Data entries.

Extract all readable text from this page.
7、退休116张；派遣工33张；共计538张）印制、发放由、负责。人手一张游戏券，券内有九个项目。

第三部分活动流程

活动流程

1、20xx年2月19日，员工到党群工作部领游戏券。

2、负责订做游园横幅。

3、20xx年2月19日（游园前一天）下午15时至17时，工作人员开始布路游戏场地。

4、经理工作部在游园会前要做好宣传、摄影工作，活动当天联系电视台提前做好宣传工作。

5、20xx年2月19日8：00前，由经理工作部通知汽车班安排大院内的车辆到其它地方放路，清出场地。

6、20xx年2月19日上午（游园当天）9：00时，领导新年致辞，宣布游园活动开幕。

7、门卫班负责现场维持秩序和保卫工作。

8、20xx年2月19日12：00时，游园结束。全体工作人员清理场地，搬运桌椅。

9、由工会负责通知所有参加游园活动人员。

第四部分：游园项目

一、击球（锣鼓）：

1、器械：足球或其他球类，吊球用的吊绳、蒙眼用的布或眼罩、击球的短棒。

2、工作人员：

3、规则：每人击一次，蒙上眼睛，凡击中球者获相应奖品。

...

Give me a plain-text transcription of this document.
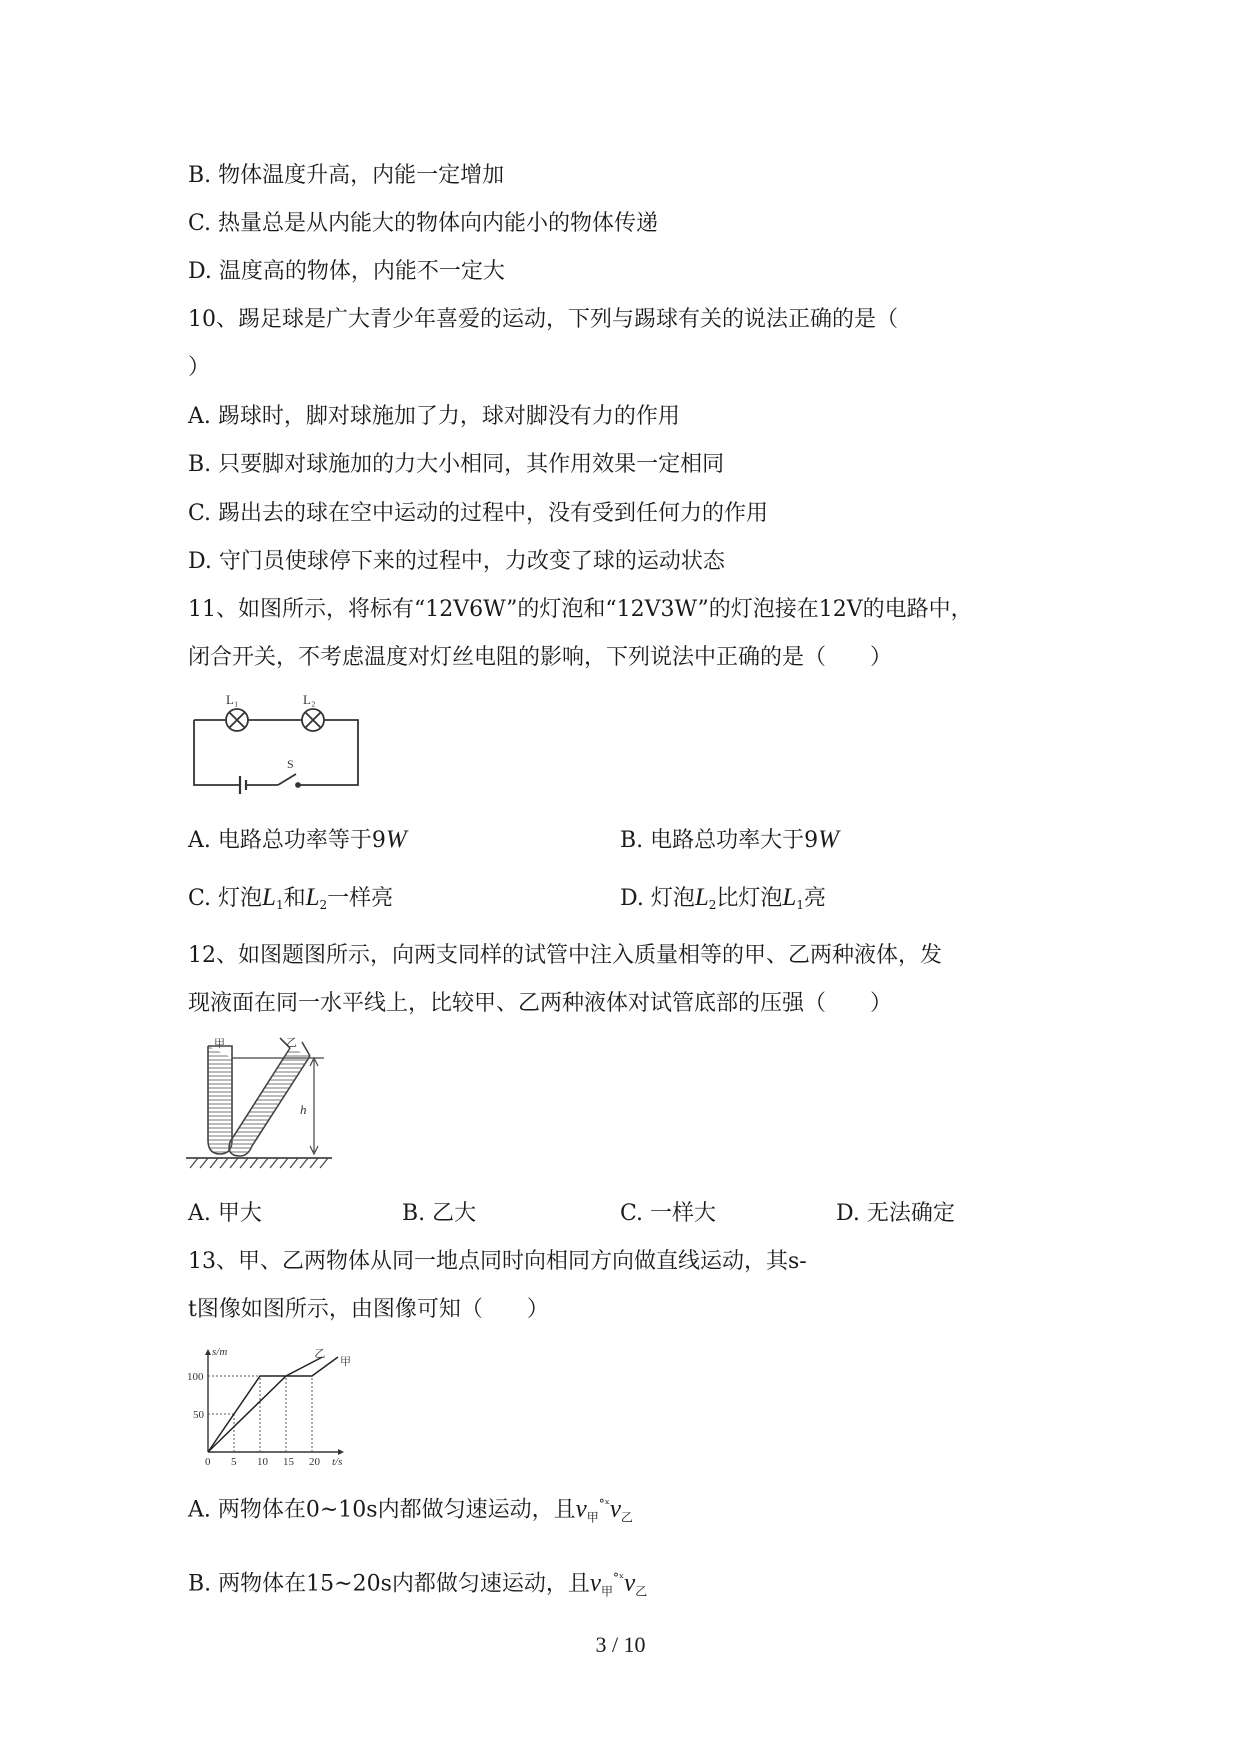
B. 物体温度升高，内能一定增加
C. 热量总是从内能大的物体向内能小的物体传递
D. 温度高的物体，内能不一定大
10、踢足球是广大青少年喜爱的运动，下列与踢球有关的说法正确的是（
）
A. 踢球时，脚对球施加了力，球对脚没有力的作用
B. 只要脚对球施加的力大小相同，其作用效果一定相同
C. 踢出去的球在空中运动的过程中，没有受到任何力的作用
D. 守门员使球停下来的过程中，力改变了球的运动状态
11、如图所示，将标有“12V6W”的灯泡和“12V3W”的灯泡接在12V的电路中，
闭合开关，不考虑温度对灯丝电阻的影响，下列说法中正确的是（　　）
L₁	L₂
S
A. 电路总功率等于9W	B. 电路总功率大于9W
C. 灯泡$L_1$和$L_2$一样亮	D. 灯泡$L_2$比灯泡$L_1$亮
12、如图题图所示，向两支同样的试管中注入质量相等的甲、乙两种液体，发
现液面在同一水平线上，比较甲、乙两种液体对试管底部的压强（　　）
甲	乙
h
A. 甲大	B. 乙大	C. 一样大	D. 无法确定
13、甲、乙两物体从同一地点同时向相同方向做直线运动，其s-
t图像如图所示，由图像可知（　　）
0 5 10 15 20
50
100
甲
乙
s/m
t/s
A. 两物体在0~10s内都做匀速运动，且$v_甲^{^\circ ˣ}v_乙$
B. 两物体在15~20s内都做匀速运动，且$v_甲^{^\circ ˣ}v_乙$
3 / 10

Written task. Looking at the listing above, count the lines that contain "circ" and give nothing but the number.

Full solution. 2